WHAT IS ASKED - Restate the full listing word for word and leave the pictures out.

Figure dataset records -

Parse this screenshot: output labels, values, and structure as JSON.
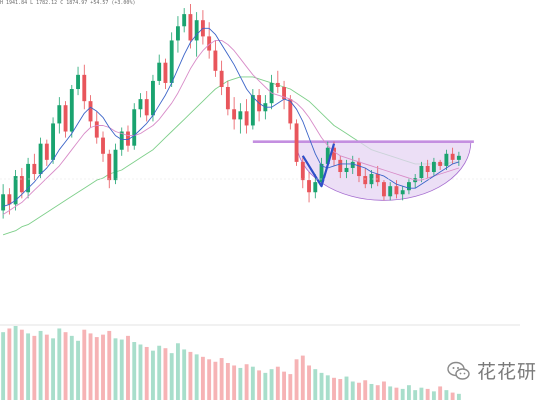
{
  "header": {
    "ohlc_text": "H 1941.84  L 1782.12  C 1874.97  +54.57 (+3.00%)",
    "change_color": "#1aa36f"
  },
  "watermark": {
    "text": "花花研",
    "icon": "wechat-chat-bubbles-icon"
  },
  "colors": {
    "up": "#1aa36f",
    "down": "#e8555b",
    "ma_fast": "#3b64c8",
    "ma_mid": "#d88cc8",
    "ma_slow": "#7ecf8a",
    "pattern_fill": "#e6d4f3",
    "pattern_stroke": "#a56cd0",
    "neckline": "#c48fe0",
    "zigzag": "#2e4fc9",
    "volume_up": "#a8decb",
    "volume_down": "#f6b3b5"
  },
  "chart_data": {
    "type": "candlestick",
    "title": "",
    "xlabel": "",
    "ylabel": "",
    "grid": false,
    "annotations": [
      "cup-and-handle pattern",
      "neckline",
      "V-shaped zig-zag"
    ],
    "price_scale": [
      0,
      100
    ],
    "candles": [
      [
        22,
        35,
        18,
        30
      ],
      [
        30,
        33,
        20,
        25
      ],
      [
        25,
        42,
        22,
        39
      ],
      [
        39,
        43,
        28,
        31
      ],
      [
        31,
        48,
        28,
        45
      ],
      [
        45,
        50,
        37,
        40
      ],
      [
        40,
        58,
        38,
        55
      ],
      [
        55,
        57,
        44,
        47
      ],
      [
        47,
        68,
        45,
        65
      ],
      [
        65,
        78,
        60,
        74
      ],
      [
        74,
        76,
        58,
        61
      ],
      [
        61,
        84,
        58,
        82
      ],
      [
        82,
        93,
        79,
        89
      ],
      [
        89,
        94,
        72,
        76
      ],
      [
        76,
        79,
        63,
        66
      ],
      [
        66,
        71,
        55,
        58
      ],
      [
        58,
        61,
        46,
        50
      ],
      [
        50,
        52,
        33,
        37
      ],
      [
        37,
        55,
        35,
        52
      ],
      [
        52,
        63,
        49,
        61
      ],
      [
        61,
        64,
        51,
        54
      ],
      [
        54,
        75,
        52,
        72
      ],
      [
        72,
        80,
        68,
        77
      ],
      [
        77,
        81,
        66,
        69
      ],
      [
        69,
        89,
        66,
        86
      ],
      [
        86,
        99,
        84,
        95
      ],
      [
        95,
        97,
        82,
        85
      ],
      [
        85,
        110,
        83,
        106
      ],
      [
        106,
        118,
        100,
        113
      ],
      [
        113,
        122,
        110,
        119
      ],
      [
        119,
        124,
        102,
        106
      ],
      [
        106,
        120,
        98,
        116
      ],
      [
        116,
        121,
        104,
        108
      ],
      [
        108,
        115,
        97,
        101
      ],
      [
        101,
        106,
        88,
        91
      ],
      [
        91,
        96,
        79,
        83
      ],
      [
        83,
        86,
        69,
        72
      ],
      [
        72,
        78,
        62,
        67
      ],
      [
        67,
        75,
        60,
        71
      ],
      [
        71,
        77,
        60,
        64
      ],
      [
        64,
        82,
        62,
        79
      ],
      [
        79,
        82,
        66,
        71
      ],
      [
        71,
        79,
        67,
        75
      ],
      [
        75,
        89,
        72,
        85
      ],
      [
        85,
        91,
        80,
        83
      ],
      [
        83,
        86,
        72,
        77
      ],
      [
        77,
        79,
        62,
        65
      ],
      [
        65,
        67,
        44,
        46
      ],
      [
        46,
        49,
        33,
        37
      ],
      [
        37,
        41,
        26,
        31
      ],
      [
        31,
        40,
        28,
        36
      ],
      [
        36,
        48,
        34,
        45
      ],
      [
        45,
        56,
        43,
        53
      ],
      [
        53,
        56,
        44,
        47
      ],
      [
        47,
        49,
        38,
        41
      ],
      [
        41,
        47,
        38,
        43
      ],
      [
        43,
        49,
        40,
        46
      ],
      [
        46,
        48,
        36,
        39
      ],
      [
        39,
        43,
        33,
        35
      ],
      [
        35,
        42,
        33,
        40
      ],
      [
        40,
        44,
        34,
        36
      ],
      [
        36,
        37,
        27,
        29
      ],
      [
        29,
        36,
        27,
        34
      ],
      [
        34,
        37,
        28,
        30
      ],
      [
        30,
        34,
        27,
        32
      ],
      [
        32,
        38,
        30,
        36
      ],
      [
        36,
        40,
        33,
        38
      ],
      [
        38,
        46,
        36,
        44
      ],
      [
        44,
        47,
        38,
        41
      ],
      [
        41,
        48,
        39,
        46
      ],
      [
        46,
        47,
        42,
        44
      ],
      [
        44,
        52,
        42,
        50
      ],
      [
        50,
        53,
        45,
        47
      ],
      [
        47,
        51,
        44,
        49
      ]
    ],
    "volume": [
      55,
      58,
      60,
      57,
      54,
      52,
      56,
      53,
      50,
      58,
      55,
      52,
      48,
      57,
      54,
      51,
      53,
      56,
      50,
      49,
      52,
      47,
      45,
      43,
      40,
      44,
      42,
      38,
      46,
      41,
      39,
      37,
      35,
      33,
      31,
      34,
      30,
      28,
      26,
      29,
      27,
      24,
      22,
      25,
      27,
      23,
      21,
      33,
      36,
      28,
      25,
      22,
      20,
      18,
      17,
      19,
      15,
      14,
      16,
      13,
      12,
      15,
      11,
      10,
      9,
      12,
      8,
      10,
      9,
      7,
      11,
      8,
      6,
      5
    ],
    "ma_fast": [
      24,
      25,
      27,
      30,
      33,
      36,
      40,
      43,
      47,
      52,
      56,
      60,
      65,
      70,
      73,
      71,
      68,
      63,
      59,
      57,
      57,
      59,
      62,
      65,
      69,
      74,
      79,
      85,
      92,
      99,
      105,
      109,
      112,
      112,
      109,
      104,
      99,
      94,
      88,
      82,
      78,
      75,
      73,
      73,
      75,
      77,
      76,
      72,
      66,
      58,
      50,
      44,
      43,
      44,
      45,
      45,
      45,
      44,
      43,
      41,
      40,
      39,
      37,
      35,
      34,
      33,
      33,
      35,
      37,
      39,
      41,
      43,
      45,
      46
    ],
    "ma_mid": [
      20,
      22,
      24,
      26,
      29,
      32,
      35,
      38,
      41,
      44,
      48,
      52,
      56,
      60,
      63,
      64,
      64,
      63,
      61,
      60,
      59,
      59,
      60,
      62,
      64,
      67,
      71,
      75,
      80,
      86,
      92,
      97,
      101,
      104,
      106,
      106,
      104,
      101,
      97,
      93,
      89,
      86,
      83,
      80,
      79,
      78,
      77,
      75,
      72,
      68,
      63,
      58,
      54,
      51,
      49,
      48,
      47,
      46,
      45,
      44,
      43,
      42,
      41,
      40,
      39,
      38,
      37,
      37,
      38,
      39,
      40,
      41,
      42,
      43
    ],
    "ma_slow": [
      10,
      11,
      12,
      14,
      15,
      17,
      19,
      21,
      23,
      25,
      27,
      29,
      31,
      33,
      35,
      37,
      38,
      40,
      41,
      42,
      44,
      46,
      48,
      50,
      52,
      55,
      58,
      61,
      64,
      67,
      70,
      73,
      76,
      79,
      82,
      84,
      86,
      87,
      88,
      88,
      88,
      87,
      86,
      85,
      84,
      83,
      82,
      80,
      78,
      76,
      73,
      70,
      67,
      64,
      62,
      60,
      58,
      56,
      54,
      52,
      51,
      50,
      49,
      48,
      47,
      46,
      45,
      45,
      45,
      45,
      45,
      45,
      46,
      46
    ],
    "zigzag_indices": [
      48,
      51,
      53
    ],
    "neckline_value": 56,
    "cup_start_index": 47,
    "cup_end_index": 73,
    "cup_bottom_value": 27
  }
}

CORRECT RESPONSE -
Parse this screenshot: output labels, values, and structure as JSON.
{
  "header": {
    "ohlc_text": "H 1941.84  L 1782.12  C 1874.97  +54.57 (+3.00%)",
    "change_color": "#1aa36f"
  },
  "watermark": {
    "text": "花花研",
    "icon": "wechat-chat-bubbles-icon"
  },
  "colors": {
    "up": "#1aa36f",
    "down": "#e8555b",
    "ma_fast": "#3b64c8",
    "ma_mid": "#d88cc8",
    "ma_slow": "#7ecf8a",
    "pattern_fill": "#e6d4f3",
    "pattern_stroke": "#a56cd0",
    "neckline": "#c48fe0",
    "zigzag": "#2e4fc9",
    "volume_up": "#a8decb",
    "volume_down": "#f6b3b5"
  },
  "chart_data": {
    "type": "candlestick",
    "title": "",
    "xlabel": "",
    "ylabel": "",
    "grid": false,
    "annotations": [
      "cup-and-handle pattern",
      "neckline",
      "V-shaped zig-zag"
    ],
    "price_scale": [
      0,
      100
    ],
    "candles": [
      [
        22,
        35,
        18,
        30
      ],
      [
        30,
        33,
        20,
        25
      ],
      [
        25,
        42,
        22,
        39
      ],
      [
        39,
        43,
        28,
        31
      ],
      [
        31,
        48,
        28,
        45
      ],
      [
        45,
        50,
        37,
        40
      ],
      [
        40,
        58,
        38,
        55
      ],
      [
        55,
        57,
        44,
        47
      ],
      [
        47,
        68,
        45,
        65
      ],
      [
        65,
        78,
        60,
        74
      ],
      [
        74,
        76,
        58,
        61
      ],
      [
        61,
        84,
        58,
        82
      ],
      [
        82,
        93,
        79,
        89
      ],
      [
        89,
        94,
        72,
        76
      ],
      [
        76,
        79,
        63,
        66
      ],
      [
        66,
        71,
        55,
        58
      ],
      [
        58,
        61,
        46,
        50
      ],
      [
        50,
        52,
        33,
        37
      ],
      [
        37,
        55,
        35,
        52
      ],
      [
        52,
        63,
        49,
        61
      ],
      [
        61,
        64,
        51,
        54
      ],
      [
        54,
        75,
        52,
        72
      ],
      [
        72,
        80,
        68,
        77
      ],
      [
        77,
        81,
        66,
        69
      ],
      [
        69,
        89,
        66,
        86
      ],
      [
        86,
        99,
        84,
        95
      ],
      [
        95,
        97,
        82,
        85
      ],
      [
        85,
        110,
        83,
        106
      ],
      [
        106,
        118,
        100,
        113
      ],
      [
        113,
        122,
        110,
        119
      ],
      [
        119,
        124,
        102,
        106
      ],
      [
        106,
        120,
        98,
        116
      ],
      [
        116,
        121,
        104,
        108
      ],
      [
        108,
        115,
        97,
        101
      ],
      [
        101,
        106,
        88,
        91
      ],
      [
        91,
        96,
        79,
        83
      ],
      [
        83,
        86,
        69,
        72
      ],
      [
        72,
        78,
        62,
        67
      ],
      [
        67,
        75,
        60,
        71
      ],
      [
        71,
        77,
        60,
        64
      ],
      [
        64,
        82,
        62,
        79
      ],
      [
        79,
        82,
        66,
        71
      ],
      [
        71,
        79,
        67,
        75
      ],
      [
        75,
        89,
        72,
        85
      ],
      [
        85,
        91,
        80,
        83
      ],
      [
        83,
        86,
        72,
        77
      ],
      [
        77,
        79,
        62,
        65
      ],
      [
        65,
        67,
        44,
        46
      ],
      [
        46,
        49,
        33,
        37
      ],
      [
        37,
        41,
        26,
        31
      ],
      [
        31,
        40,
        28,
        36
      ],
      [
        36,
        48,
        34,
        45
      ],
      [
        45,
        56,
        43,
        53
      ],
      [
        53,
        56,
        44,
        47
      ],
      [
        47,
        49,
        38,
        41
      ],
      [
        41,
        47,
        38,
        43
      ],
      [
        43,
        49,
        40,
        46
      ],
      [
        46,
        48,
        36,
        39
      ],
      [
        39,
        43,
        33,
        35
      ],
      [
        35,
        42,
        33,
        40
      ],
      [
        40,
        44,
        34,
        36
      ],
      [
        36,
        37,
        27,
        29
      ],
      [
        29,
        36,
        27,
        34
      ],
      [
        34,
        37,
        28,
        30
      ],
      [
        30,
        34,
        27,
        32
      ],
      [
        32,
        38,
        30,
        36
      ],
      [
        36,
        40,
        33,
        38
      ],
      [
        38,
        46,
        36,
        44
      ],
      [
        44,
        47,
        38,
        41
      ],
      [
        41,
        48,
        39,
        46
      ],
      [
        46,
        47,
        42,
        44
      ],
      [
        44,
        52,
        42,
        50
      ],
      [
        50,
        53,
        45,
        47
      ],
      [
        47,
        51,
        44,
        49
      ]
    ],
    "volume": [
      55,
      58,
      60,
      57,
      54,
      52,
      56,
      53,
      50,
      58,
      55,
      52,
      48,
      57,
      54,
      51,
      53,
      56,
      50,
      49,
      52,
      47,
      45,
      43,
      40,
      44,
      42,
      38,
      46,
      41,
      39,
      37,
      35,
      33,
      31,
      34,
      30,
      28,
      26,
      29,
      27,
      24,
      22,
      25,
      27,
      23,
      21,
      33,
      36,
      28,
      25,
      22,
      20,
      18,
      17,
      19,
      15,
      14,
      16,
      13,
      12,
      15,
      11,
      10,
      9,
      12,
      8,
      10,
      9,
      7,
      11,
      8,
      6,
      5
    ],
    "ma_fast": [
      24,
      25,
      27,
      30,
      33,
      36,
      40,
      43,
      47,
      52,
      56,
      60,
      65,
      70,
      73,
      71,
      68,
      63,
      59,
      57,
      57,
      59,
      62,
      65,
      69,
      74,
      79,
      85,
      92,
      99,
      105,
      109,
      112,
      112,
      109,
      104,
      99,
      94,
      88,
      82,
      78,
      75,
      73,
      73,
      75,
      77,
      76,
      72,
      66,
      58,
      50,
      44,
      43,
      44,
      45,
      45,
      45,
      44,
      43,
      41,
      40,
      39,
      37,
      35,
      34,
      33,
      33,
      35,
      37,
      39,
      41,
      43,
      45,
      46
    ],
    "ma_mid": [
      20,
      22,
      24,
      26,
      29,
      32,
      35,
      38,
      41,
      44,
      48,
      52,
      56,
      60,
      63,
      64,
      64,
      63,
      61,
      60,
      59,
      59,
      60,
      62,
      64,
      67,
      71,
      75,
      80,
      86,
      92,
      97,
      101,
      104,
      106,
      106,
      104,
      101,
      97,
      93,
      89,
      86,
      83,
      80,
      79,
      78,
      77,
      75,
      72,
      68,
      63,
      58,
      54,
      51,
      49,
      48,
      47,
      46,
      45,
      44,
      43,
      42,
      41,
      40,
      39,
      38,
      37,
      37,
      38,
      39,
      40,
      41,
      42,
      43
    ],
    "ma_slow": [
      10,
      11,
      12,
      14,
      15,
      17,
      19,
      21,
      23,
      25,
      27,
      29,
      31,
      33,
      35,
      37,
      38,
      40,
      41,
      42,
      44,
      46,
      48,
      50,
      52,
      55,
      58,
      61,
      64,
      67,
      70,
      73,
      76,
      79,
      82,
      84,
      86,
      87,
      88,
      88,
      88,
      87,
      86,
      85,
      84,
      83,
      82,
      80,
      78,
      76,
      73,
      70,
      67,
      64,
      62,
      60,
      58,
      56,
      54,
      52,
      51,
      50,
      49,
      48,
      47,
      46,
      45,
      45,
      45,
      45,
      45,
      45,
      46,
      46
    ],
    "zigzag_indices": [
      48,
      51,
      53
    ],
    "neckline_value": 56,
    "cup_start_index": 47,
    "cup_end_index": 73,
    "cup_bottom_value": 27
  }
}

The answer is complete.